> [Excerpted data]
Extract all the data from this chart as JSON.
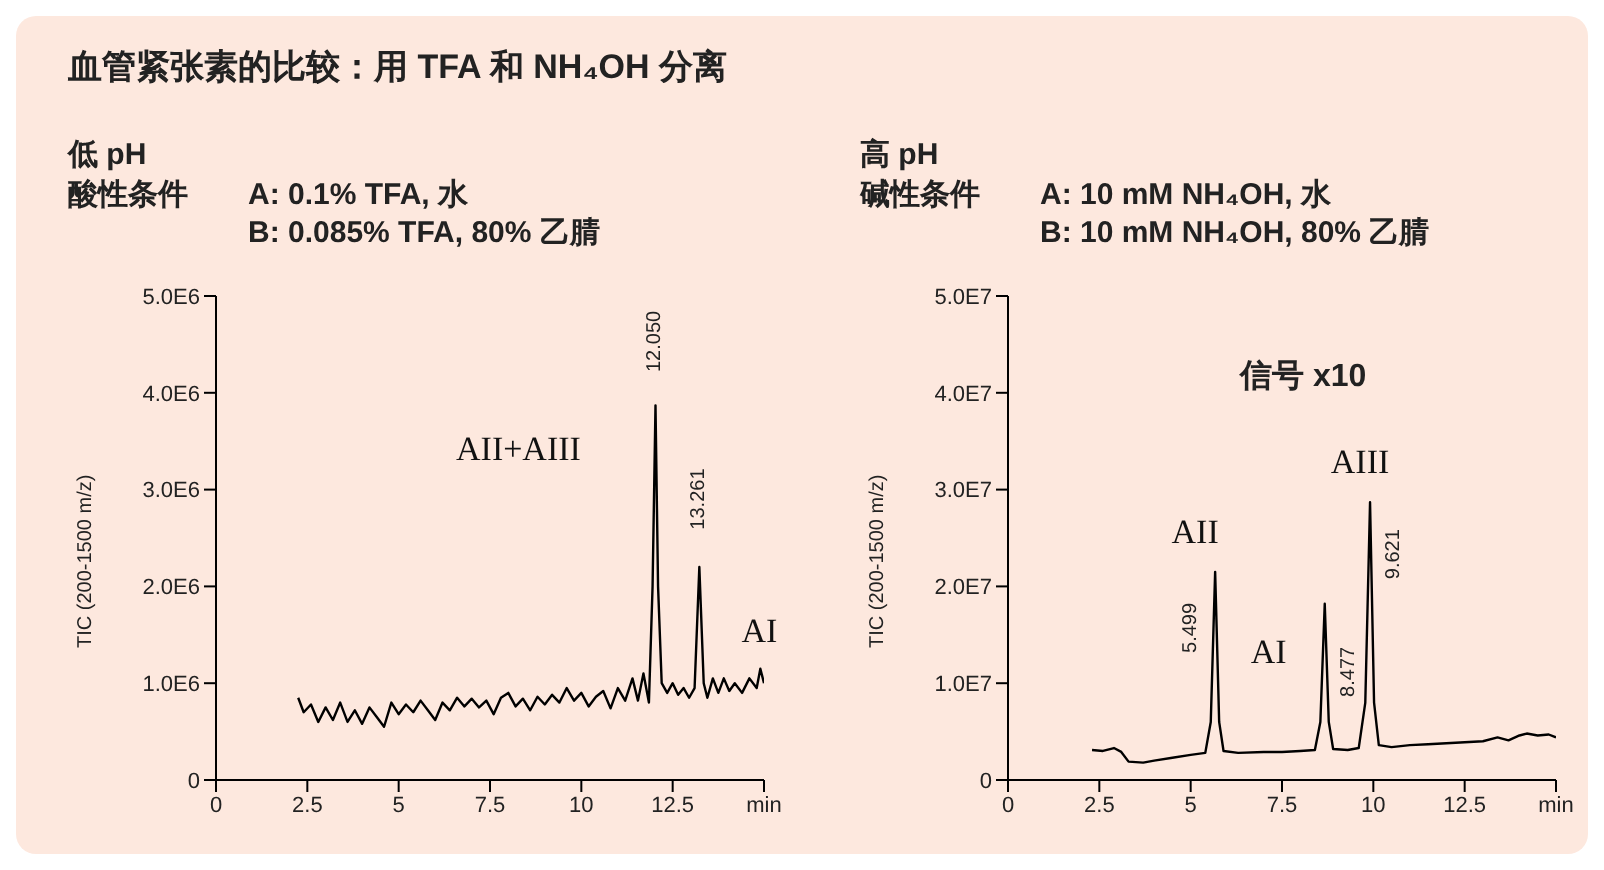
{
  "chart_data": [
    {
      "type": "line",
      "title": "血管紧张素的比较：用 TFA 和 NH₄OH 分离",
      "subtitle": "低 pH",
      "ylabel": "TIC (200-1500 m/z)",
      "color": "#000000",
      "annotations": [
        "酸性条件",
        "A: 0.1% TFA, 水",
        "B: 0.085% TFA, 80% 乙腈",
        "AII+AIII",
        {
          "text": "AI",
          "x": 13.23,
          "y": 2200000
        },
        {
          "text": "12.050",
          "x": 12.03,
          "y": 3870000
        },
        {
          "text": "13.261",
          "x": 13.23,
          "y": 2200000
        }
      ],
      "xlim": [
        0,
        15
      ],
      "xticks": [
        0,
        2.5,
        5,
        7.5,
        10,
        12.5,
        {
          "value": 15,
          "label": "min"
        }
      ],
      "ylim": [
        0,
        5000000
      ],
      "yticks": [
        0,
        {
          "value": 1000000,
          "label": "1.0E6"
        },
        {
          "value": 2000000,
          "label": "2.0E6"
        },
        {
          "value": 3000000,
          "label": "3.0E6"
        },
        {
          "value": 4000000,
          "label": "4.0E6"
        },
        {
          "value": 5000000,
          "label": "5.0E6"
        }
      ],
      "x": [
        2.25,
        2.4,
        2.6,
        2.8,
        3.0,
        3.2,
        3.4,
        3.6,
        3.8,
        4.0,
        4.2,
        4.4,
        4.6,
        4.8,
        5.0,
        5.2,
        5.4,
        5.6,
        5.8,
        6.0,
        6.2,
        6.4,
        6.6,
        6.8,
        7.0,
        7.2,
        7.4,
        7.6,
        7.8,
        8.0,
        8.2,
        8.4,
        8.6,
        8.8,
        9.0,
        9.2,
        9.4,
        9.6,
        9.8,
        10.0,
        10.2,
        10.4,
        10.6,
        10.8,
        11.0,
        11.2,
        11.4,
        11.55,
        11.7,
        11.85,
        11.95,
        12.03,
        12.1,
        12.2,
        12.35,
        12.5,
        12.65,
        12.8,
        12.95,
        13.1,
        13.23,
        13.35,
        13.45,
        13.6,
        13.75,
        13.9,
        14.05,
        14.2,
        14.4,
        14.6,
        14.8,
        14.9,
        15.0
      ],
      "values": [
        850000,
        700000,
        780000,
        600000,
        750000,
        620000,
        800000,
        600000,
        720000,
        580000,
        750000,
        650000,
        550000,
        800000,
        680000,
        780000,
        700000,
        820000,
        720000,
        620000,
        800000,
        720000,
        850000,
        760000,
        840000,
        750000,
        820000,
        680000,
        850000,
        900000,
        760000,
        840000,
        720000,
        860000,
        780000,
        880000,
        800000,
        950000,
        820000,
        900000,
        760000,
        860000,
        920000,
        740000,
        950000,
        820000,
        1050000,
        820000,
        1100000,
        800000,
        2000000,
        3870000,
        2000000,
        1000000,
        900000,
        1000000,
        880000,
        950000,
        850000,
        950000,
        2200000,
        1000000,
        850000,
        1050000,
        900000,
        1050000,
        920000,
        1000000,
        900000,
        1050000,
        950000,
        1150000,
        1000000
      ]
    },
    {
      "type": "line",
      "subtitle": "高 pH",
      "ylabel": "TIC (200-1500 m/z)",
      "color": "#000000",
      "annotations": [
        "碱性条件",
        "A: 10 mM NH₄OH,  水",
        "B: 10 mM NH₄OH, 80% 乙腈",
        "信号 x10",
        {
          "text": "AII",
          "x": 5.67,
          "y": 21500000
        },
        {
          "text": "5.499",
          "x": 5.67,
          "y": 21500000
        },
        {
          "text": "AI",
          "x": 8.67,
          "y": 18200000
        },
        {
          "text": "8.477",
          "x": 8.67,
          "y": 18200000
        },
        {
          "text": "AIII",
          "x": 9.91,
          "y": 28700000
        },
        {
          "text": "9.621",
          "x": 9.91,
          "y": 28700000
        }
      ],
      "xlim": [
        0,
        15
      ],
      "xticks": [
        0,
        2.5,
        5,
        7.5,
        10,
        12.5,
        {
          "value": 15,
          "label": "min"
        }
      ],
      "ylim": [
        0,
        50000000
      ],
      "yticks": [
        0,
        {
          "value": 10000000,
          "label": "1.0E7"
        },
        {
          "value": 20000000,
          "label": "2.0E7"
        },
        {
          "value": 30000000,
          "label": "3.0E7"
        },
        {
          "value": 40000000,
          "label": "4.0E7"
        },
        {
          "value": 50000000,
          "label": "5.0E7"
        }
      ],
      "x": [
        2.3,
        2.6,
        2.9,
        3.1,
        3.3,
        3.7,
        4.0,
        4.5,
        5.0,
        5.4,
        5.55,
        5.67,
        5.78,
        5.9,
        6.3,
        7.0,
        7.5,
        8.0,
        8.4,
        8.55,
        8.67,
        8.78,
        8.9,
        9.3,
        9.6,
        9.78,
        9.91,
        10.02,
        10.15,
        10.5,
        11.0,
        11.5,
        12.0,
        12.5,
        13.0,
        13.4,
        13.7,
        14.0,
        14.2,
        14.5,
        14.8,
        15.0
      ],
      "values": [
        3100000,
        3000000,
        3300000,
        2900000,
        1900000,
        1800000,
        2000000,
        2300000,
        2600000,
        2800000,
        6000000,
        21500000,
        6000000,
        3000000,
        2800000,
        2900000,
        2900000,
        3000000,
        3100000,
        6000000,
        18200000,
        6000000,
        3200000,
        3100000,
        3300000,
        8000000,
        28700000,
        8000000,
        3600000,
        3400000,
        3600000,
        3700000,
        3800000,
        3900000,
        4000000,
        4400000,
        4100000,
        4600000,
        4800000,
        4600000,
        4700000,
        4400000
      ]
    }
  ]
}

> [What you should do] Without the pictures, copy the material exactly as given.

> [Exercise result]
Extract all the data from this chart as JSON.
{
  "chart_data": [
    {
      "type": "line",
      "title": "血管紧张素的比较：用 TFA 和 NH₄OH 分离",
      "subtitle": "低 pH",
      "ylabel": "TIC (200-1500 m/z)",
      "color": "#000000",
      "annotations": [
        "酸性条件",
        "A: 0.1% TFA, 水",
        "B: 0.085% TFA, 80% 乙腈",
        "AII+AIII",
        {
          "text": "AI",
          "x": 13.23,
          "y": 2200000
        },
        {
          "text": "12.050",
          "x": 12.03,
          "y": 3870000
        },
        {
          "text": "13.261",
          "x": 13.23,
          "y": 2200000
        }
      ],
      "xlim": [
        0,
        15
      ],
      "xticks": [
        0,
        2.5,
        5,
        7.5,
        10,
        12.5,
        {
          "value": 15,
          "label": "min"
        }
      ],
      "ylim": [
        0,
        5000000
      ],
      "yticks": [
        0,
        {
          "value": 1000000,
          "label": "1.0E6"
        },
        {
          "value": 2000000,
          "label": "2.0E6"
        },
        {
          "value": 3000000,
          "label": "3.0E6"
        },
        {
          "value": 4000000,
          "label": "4.0E6"
        },
        {
          "value": 5000000,
          "label": "5.0E6"
        }
      ],
      "x": [
        2.25,
        2.4,
        2.6,
        2.8,
        3.0,
        3.2,
        3.4,
        3.6,
        3.8,
        4.0,
        4.2,
        4.4,
        4.6,
        4.8,
        5.0,
        5.2,
        5.4,
        5.6,
        5.8,
        6.0,
        6.2,
        6.4,
        6.6,
        6.8,
        7.0,
        7.2,
        7.4,
        7.6,
        7.8,
        8.0,
        8.2,
        8.4,
        8.6,
        8.8,
        9.0,
        9.2,
        9.4,
        9.6,
        9.8,
        10.0,
        10.2,
        10.4,
        10.6,
        10.8,
        11.0,
        11.2,
        11.4,
        11.55,
        11.7,
        11.85,
        11.95,
        12.03,
        12.1,
        12.2,
        12.35,
        12.5,
        12.65,
        12.8,
        12.95,
        13.1,
        13.23,
        13.35,
        13.45,
        13.6,
        13.75,
        13.9,
        14.05,
        14.2,
        14.4,
        14.6,
        14.8,
        14.9,
        15.0
      ],
      "values": [
        850000,
        700000,
        780000,
        600000,
        750000,
        620000,
        800000,
        600000,
        720000,
        580000,
        750000,
        650000,
        550000,
        800000,
        680000,
        780000,
        700000,
        820000,
        720000,
        620000,
        800000,
        720000,
        850000,
        760000,
        840000,
        750000,
        820000,
        680000,
        850000,
        900000,
        760000,
        840000,
        720000,
        860000,
        780000,
        880000,
        800000,
        950000,
        820000,
        900000,
        760000,
        860000,
        920000,
        740000,
        950000,
        820000,
        1050000,
        820000,
        1100000,
        800000,
        2000000,
        3870000,
        2000000,
        1000000,
        900000,
        1000000,
        880000,
        950000,
        850000,
        950000,
        2200000,
        1000000,
        850000,
        1050000,
        900000,
        1050000,
        920000,
        1000000,
        900000,
        1050000,
        950000,
        1150000,
        1000000
      ]
    },
    {
      "type": "line",
      "subtitle": "高 pH",
      "ylabel": "TIC (200-1500 m/z)",
      "color": "#000000",
      "annotations": [
        "碱性条件",
        "A: 10 mM NH₄OH,  水",
        "B: 10 mM NH₄OH, 80% 乙腈",
        "信号 x10",
        {
          "text": "AII",
          "x": 5.67,
          "y": 21500000
        },
        {
          "text": "5.499",
          "x": 5.67,
          "y": 21500000
        },
        {
          "text": "AI",
          "x": 8.67,
          "y": 18200000
        },
        {
          "text": "8.477",
          "x": 8.67,
          "y": 18200000
        },
        {
          "text": "AIII",
          "x": 9.91,
          "y": 28700000
        },
        {
          "text": "9.621",
          "x": 9.91,
          "y": 28700000
        }
      ],
      "xlim": [
        0,
        15
      ],
      "xticks": [
        0,
        2.5,
        5,
        7.5,
        10,
        12.5,
        {
          "value": 15,
          "label": "min"
        }
      ],
      "ylim": [
        0,
        50000000
      ],
      "yticks": [
        0,
        {
          "value": 10000000,
          "label": "1.0E7"
        },
        {
          "value": 20000000,
          "label": "2.0E7"
        },
        {
          "value": 30000000,
          "label": "3.0E7"
        },
        {
          "value": 40000000,
          "label": "4.0E7"
        },
        {
          "value": 50000000,
          "label": "5.0E7"
        }
      ],
      "x": [
        2.3,
        2.6,
        2.9,
        3.1,
        3.3,
        3.7,
        4.0,
        4.5,
        5.0,
        5.4,
        5.55,
        5.67,
        5.78,
        5.9,
        6.3,
        7.0,
        7.5,
        8.0,
        8.4,
        8.55,
        8.67,
        8.78,
        8.9,
        9.3,
        9.6,
        9.78,
        9.91,
        10.02,
        10.15,
        10.5,
        11.0,
        11.5,
        12.0,
        12.5,
        13.0,
        13.4,
        13.7,
        14.0,
        14.2,
        14.5,
        14.8,
        15.0
      ],
      "values": [
        3100000,
        3000000,
        3300000,
        2900000,
        1900000,
        1800000,
        2000000,
        2300000,
        2600000,
        2800000,
        6000000,
        21500000,
        6000000,
        3000000,
        2800000,
        2900000,
        2900000,
        3000000,
        3100000,
        6000000,
        18200000,
        6000000,
        3200000,
        3100000,
        3300000,
        8000000,
        28700000,
        8000000,
        3600000,
        3400000,
        3600000,
        3700000,
        3800000,
        3900000,
        4000000,
        4400000,
        4100000,
        4600000,
        4800000,
        4600000,
        4700000,
        4400000
      ]
    }
  ]
}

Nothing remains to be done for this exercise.